# SUPPLIED RECORDS start

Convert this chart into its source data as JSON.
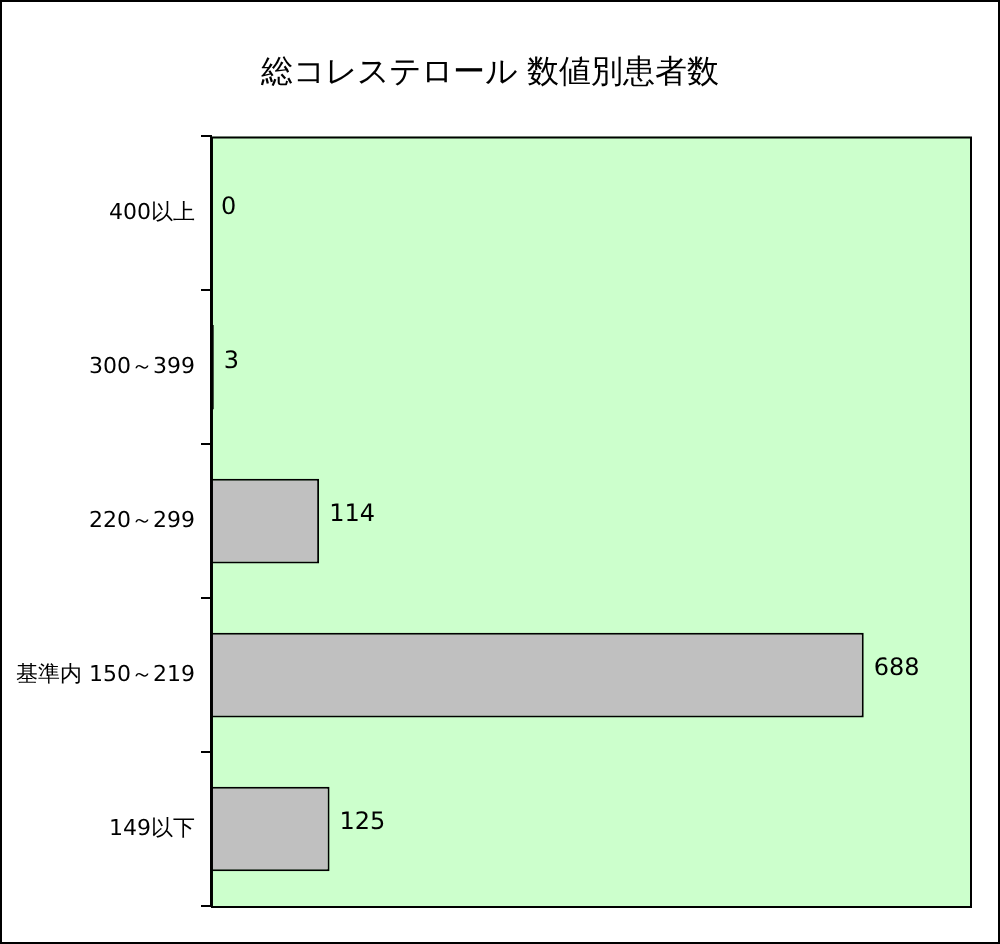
{
  "chart_data": {
    "type": "bar",
    "orientation": "horizontal",
    "title": "総コレステロール 数値別患者数",
    "categories": [
      "400以上",
      "300～399",
      "220～299",
      "基準内 150～219",
      "149以下"
    ],
    "series": [
      {
        "color": "#c0c0c0",
        "values": [
          0,
          3,
          114,
          688,
          125
        ]
      }
    ],
    "data_labels": true,
    "tick_labels": "y",
    "legend": false
  }
}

# SUPPLIED RECORDS end

* _STATED EXERCISE_: Every line of the material is to be quoted exactly, with no pictures carried over.

* _RESULT_:
Convert this chart into its source data as JSON.
{
  "chart_data": {
    "type": "bar",
    "orientation": "horizontal",
    "title": "総コレステロール 数値別患者数",
    "categories": [
      "400以上",
      "300～399",
      "220～299",
      "基準内 150～219",
      "149以下"
    ],
    "series": [
      {
        "color": "#c0c0c0",
        "values": [
          0,
          3,
          114,
          688,
          125
        ]
      }
    ],
    "data_labels": true,
    "tick_labels": "y",
    "legend": false
  }
}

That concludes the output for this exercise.